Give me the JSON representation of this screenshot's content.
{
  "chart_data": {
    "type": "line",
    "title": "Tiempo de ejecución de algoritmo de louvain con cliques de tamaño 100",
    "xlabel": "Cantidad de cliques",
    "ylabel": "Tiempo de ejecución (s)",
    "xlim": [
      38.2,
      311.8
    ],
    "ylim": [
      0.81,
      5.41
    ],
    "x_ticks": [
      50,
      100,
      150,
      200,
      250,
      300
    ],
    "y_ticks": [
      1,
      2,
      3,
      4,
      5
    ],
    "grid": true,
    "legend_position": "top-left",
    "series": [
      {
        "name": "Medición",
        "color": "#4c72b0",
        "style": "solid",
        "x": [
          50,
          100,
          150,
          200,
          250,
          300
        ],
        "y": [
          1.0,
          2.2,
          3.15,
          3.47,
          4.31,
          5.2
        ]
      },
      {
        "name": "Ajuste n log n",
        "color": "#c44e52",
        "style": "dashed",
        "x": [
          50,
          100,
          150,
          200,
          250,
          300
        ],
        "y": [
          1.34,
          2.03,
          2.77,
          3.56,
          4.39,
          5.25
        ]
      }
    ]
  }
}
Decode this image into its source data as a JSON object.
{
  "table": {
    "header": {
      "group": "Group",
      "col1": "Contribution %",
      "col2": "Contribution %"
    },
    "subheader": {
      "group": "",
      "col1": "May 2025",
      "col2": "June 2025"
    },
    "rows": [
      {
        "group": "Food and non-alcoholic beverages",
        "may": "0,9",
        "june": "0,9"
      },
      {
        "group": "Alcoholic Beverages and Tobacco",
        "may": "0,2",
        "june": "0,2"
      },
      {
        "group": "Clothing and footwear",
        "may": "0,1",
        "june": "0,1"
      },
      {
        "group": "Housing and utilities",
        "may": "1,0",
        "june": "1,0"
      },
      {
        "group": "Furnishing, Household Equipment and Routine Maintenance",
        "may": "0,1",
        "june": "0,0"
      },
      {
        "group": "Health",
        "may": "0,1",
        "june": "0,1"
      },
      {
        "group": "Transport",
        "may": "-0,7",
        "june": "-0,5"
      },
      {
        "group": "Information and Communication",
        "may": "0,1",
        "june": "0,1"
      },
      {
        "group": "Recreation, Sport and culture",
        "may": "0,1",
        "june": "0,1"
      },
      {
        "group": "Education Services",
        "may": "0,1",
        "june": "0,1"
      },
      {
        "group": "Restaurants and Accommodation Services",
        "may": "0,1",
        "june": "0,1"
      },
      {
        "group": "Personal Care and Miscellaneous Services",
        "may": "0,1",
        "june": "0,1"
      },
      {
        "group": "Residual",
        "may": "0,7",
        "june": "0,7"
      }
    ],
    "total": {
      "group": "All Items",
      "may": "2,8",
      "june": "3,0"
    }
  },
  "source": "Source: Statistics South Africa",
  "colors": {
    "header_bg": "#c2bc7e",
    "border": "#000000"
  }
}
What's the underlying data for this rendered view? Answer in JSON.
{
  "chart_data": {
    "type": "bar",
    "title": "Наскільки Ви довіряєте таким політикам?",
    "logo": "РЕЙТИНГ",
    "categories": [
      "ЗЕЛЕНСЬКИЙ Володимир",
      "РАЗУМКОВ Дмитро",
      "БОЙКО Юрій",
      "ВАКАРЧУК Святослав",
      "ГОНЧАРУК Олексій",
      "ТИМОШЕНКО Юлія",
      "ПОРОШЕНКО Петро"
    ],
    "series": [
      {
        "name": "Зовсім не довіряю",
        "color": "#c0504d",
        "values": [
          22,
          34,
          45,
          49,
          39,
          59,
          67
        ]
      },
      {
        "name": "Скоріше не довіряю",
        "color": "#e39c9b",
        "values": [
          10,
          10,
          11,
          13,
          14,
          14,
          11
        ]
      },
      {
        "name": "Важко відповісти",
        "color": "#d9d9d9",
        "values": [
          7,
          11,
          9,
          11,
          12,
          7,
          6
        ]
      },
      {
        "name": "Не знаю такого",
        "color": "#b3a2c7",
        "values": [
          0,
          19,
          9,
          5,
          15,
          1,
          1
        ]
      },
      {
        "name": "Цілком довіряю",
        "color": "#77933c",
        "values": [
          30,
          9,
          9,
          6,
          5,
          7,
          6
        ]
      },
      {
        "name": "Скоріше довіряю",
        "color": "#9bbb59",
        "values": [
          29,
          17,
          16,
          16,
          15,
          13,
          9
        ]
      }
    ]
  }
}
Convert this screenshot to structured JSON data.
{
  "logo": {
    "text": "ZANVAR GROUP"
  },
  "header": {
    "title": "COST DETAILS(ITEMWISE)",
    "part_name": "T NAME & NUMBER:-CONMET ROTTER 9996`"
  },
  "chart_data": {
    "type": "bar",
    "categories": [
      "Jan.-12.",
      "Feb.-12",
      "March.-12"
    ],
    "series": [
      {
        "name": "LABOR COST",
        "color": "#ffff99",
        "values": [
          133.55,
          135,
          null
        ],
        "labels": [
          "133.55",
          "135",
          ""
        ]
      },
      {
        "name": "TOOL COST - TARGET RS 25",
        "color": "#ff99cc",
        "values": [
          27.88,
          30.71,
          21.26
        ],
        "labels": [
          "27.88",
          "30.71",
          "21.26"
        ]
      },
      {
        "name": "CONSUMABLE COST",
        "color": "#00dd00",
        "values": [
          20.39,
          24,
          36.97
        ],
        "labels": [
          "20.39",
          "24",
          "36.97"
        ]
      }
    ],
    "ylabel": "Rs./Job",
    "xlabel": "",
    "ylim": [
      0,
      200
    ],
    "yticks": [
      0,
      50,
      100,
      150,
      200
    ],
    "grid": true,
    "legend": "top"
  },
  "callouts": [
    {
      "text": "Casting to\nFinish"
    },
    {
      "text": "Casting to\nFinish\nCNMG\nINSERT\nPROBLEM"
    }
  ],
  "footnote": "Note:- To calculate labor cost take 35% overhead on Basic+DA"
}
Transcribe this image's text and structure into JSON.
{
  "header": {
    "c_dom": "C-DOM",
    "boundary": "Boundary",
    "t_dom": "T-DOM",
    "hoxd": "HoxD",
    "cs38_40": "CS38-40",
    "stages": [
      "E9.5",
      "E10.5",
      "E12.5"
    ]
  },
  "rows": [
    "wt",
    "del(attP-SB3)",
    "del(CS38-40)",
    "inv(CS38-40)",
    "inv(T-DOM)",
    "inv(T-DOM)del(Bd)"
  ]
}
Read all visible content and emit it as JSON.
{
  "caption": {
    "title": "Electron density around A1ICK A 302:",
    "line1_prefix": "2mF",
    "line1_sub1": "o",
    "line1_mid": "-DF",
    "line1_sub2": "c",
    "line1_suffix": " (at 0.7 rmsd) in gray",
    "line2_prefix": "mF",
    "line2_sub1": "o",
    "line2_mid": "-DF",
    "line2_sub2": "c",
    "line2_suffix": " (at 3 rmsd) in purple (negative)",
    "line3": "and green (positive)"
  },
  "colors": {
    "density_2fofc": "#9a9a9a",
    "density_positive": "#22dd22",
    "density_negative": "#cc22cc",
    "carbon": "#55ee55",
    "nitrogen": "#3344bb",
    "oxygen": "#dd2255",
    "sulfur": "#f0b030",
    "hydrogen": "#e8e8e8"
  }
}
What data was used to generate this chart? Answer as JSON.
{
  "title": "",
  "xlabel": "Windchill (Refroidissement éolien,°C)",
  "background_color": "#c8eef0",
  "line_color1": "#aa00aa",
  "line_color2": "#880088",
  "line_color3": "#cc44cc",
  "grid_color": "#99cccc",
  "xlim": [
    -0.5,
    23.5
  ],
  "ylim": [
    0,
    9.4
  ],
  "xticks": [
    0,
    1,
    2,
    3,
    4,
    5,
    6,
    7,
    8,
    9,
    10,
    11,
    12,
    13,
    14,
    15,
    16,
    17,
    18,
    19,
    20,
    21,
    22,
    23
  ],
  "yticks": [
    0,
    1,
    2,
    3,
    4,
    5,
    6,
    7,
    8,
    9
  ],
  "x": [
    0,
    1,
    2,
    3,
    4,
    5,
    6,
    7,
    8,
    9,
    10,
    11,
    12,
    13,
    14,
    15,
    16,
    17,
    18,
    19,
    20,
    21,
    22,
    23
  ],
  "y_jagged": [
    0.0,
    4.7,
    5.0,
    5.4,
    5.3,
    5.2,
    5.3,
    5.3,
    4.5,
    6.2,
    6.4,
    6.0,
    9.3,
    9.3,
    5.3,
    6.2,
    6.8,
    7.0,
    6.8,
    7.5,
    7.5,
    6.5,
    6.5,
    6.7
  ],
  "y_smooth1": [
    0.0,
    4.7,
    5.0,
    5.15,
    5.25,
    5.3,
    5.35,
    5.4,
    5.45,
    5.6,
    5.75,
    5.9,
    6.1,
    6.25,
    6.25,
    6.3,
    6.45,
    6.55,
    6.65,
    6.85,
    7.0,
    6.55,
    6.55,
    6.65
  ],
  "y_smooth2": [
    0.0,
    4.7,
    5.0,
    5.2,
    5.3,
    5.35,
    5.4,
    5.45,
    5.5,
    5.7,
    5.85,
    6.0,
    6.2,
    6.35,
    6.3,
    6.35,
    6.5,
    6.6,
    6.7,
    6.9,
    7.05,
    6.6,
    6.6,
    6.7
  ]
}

....................

# AIM OF THE TASK
State how many lines of the listing hold the string "Services"; reply with the number and nothing else.

# OUTPUT FOR THIS EXERCISE
3